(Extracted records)
· · ·

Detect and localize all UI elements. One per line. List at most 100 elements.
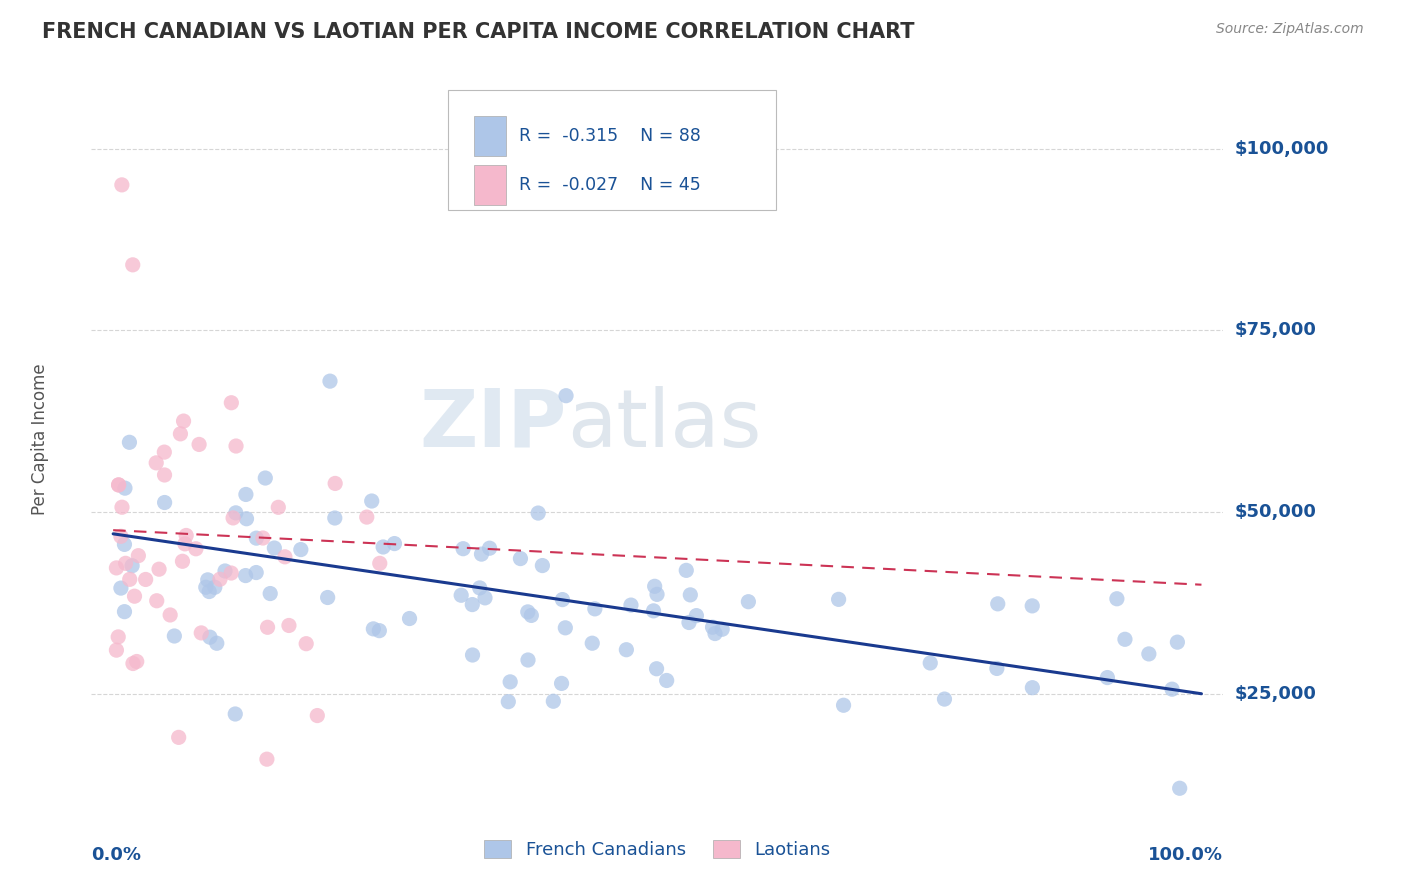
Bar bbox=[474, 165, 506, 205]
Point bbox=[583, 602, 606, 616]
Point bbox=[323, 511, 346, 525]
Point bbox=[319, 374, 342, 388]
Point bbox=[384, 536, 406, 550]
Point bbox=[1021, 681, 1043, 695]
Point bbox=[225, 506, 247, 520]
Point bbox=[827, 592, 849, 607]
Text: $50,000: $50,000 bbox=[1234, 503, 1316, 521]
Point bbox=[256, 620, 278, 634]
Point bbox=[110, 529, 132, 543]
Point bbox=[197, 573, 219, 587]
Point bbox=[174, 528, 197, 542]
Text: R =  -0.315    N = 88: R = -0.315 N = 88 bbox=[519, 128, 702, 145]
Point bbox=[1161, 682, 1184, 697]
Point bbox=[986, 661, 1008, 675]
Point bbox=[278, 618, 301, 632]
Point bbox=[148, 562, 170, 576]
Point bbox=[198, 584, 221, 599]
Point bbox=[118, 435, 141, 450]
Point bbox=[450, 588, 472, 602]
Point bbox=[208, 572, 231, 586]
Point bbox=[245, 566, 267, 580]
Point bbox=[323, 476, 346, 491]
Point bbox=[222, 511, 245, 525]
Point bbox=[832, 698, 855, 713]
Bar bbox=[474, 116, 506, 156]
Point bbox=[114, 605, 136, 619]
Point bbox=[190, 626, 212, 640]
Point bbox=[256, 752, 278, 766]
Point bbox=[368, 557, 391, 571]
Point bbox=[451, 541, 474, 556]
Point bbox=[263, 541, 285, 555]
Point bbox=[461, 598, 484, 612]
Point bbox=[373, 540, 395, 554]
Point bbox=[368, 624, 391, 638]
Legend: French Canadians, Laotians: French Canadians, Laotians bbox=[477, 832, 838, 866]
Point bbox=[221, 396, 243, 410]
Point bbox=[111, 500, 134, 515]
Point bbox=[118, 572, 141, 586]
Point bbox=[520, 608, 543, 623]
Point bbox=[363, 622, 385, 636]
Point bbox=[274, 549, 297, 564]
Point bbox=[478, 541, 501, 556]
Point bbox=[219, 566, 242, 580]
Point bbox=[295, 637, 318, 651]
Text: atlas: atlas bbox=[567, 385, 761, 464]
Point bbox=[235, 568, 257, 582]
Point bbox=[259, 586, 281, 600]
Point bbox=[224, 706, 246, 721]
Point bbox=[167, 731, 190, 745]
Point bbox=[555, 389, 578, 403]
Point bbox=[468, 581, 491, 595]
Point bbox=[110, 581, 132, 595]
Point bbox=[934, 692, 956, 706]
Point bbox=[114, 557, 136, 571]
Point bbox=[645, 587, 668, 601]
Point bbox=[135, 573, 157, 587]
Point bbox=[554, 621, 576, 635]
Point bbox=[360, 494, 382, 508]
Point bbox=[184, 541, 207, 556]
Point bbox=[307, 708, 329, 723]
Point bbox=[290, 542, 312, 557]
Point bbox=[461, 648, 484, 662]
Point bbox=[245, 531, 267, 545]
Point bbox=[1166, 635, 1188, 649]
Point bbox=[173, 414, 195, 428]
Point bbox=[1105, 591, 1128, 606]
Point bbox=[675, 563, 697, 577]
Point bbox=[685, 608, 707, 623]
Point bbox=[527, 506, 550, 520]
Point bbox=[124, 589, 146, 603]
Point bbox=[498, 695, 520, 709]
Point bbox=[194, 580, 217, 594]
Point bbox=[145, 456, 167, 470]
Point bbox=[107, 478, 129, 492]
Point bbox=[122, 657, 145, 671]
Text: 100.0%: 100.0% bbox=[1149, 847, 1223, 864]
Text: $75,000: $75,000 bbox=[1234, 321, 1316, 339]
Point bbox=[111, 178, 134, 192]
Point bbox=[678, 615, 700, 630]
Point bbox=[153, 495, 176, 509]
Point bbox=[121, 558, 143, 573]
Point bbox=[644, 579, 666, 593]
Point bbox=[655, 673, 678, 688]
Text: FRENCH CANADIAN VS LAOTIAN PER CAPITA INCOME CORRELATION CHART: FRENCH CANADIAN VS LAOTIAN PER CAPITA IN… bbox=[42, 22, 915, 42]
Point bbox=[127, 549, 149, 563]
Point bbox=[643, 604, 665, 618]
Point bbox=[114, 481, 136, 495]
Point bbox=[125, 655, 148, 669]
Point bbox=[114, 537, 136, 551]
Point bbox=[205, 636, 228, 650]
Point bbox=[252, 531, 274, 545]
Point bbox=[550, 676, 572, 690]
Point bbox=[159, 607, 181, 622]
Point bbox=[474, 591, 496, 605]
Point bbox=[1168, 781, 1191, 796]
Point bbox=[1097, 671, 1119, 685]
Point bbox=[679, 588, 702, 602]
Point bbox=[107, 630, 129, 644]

· · ·

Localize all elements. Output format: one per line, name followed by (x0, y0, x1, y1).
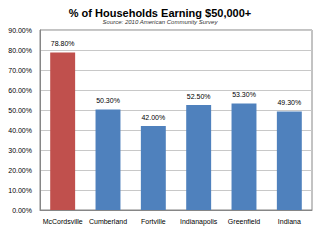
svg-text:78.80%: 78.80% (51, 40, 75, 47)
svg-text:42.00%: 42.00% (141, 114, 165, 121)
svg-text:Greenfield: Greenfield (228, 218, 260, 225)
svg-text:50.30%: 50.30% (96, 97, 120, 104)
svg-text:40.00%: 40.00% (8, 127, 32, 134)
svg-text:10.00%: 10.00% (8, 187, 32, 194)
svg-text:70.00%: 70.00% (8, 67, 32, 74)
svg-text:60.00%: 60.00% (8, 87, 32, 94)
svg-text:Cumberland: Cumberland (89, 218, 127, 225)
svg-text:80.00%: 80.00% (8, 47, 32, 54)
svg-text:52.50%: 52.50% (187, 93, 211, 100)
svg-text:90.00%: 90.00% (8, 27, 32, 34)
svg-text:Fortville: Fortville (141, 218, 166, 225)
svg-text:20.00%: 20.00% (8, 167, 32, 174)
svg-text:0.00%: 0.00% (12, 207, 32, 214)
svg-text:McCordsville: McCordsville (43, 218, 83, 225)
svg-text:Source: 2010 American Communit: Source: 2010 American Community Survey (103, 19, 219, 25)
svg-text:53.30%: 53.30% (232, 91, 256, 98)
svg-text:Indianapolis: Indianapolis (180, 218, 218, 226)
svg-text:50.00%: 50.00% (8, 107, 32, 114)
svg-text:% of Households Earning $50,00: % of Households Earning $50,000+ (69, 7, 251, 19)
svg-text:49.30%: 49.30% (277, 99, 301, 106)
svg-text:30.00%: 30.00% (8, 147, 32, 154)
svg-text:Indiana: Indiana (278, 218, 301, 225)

· · ·

- [WHAT IS REQUIRED]: Please render the lines from the one containing "Bar bbox=[474, 165, 506, 205]" through the one containing "Text: $50,000: $50,000" as a numbered list, both included. Leave out any blank lines.

- [OUTPUT]:
1. Bar bbox=[474, 165, 506, 205]
2. Point bbox=[583, 602, 606, 616]
3. Point bbox=[323, 511, 346, 525]
4. Point bbox=[319, 374, 342, 388]
5. Point bbox=[384, 536, 406, 550]
6. Point bbox=[1021, 681, 1043, 695]
7. Point bbox=[225, 506, 247, 520]
8. Point bbox=[827, 592, 849, 607]
9. Text: $50,000: $50,000 bbox=[1234, 503, 1316, 521]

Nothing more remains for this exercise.